▶ _Short exercise_
Here are some records; return them all exactly.

▶ _Data supplied_
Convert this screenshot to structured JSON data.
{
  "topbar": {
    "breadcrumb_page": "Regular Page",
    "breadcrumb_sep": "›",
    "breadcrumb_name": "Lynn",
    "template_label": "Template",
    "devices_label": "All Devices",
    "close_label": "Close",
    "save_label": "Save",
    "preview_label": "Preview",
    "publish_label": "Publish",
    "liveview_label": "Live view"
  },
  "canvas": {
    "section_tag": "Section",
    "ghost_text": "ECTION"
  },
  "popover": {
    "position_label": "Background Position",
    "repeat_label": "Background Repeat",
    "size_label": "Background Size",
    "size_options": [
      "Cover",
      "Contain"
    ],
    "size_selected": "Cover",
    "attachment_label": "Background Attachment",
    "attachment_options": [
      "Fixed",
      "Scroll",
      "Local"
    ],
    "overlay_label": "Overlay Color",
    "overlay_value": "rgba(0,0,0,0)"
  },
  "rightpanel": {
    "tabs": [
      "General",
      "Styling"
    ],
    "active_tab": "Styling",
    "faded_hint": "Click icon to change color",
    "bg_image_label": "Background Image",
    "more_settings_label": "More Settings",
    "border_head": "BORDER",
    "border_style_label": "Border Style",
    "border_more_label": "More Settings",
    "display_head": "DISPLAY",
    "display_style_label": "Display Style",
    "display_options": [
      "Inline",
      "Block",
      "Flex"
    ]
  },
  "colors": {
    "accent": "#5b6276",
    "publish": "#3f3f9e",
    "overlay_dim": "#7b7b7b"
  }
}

▶ _Written reply_
Convert this screenshot to structured JSON data.
{
  "topbar": {
    "breadcrumb_page": "Regular Page",
    "breadcrumb_sep": "›",
    "breadcrumb_name": "Lynn",
    "template_label": "Template",
    "devices_label": "All Devices",
    "close_label": "Close",
    "save_label": "Save",
    "preview_label": "Preview",
    "publish_label": "Publish",
    "liveview_label": "Live view"
  },
  "canvas": {
    "section_tag": "Section",
    "ghost_text": "ECTION"
  },
  "popover": {
    "position_label": "Background Position",
    "repeat_label": "Background Repeat",
    "size_label": "Background Size",
    "size_options": [
      "Cover",
      "Contain"
    ],
    "size_selected": "Cover",
    "attachment_label": "Background Attachment",
    "attachment_options": [
      "Fixed",
      "Scroll",
      "Local"
    ],
    "overlay_label": "Overlay Color",
    "overlay_value": "rgba(0,0,0,0)"
  },
  "rightpanel": {
    "tabs": [
      "General",
      "Styling"
    ],
    "active_tab": "Styling",
    "faded_hint": "Click icon to change color",
    "bg_image_label": "Background Image",
    "more_settings_label": "More Settings",
    "border_head": "BORDER",
    "border_style_label": "Border Style",
    "border_more_label": "More Settings",
    "display_head": "DISPLAY",
    "display_style_label": "Display Style",
    "display_options": [
      "Inline",
      "Block",
      "Flex"
    ]
  },
  "colors": {
    "accent": "#5b6276",
    "publish": "#3f3f9e",
    "overlay_dim": "#7b7b7b"
  }
}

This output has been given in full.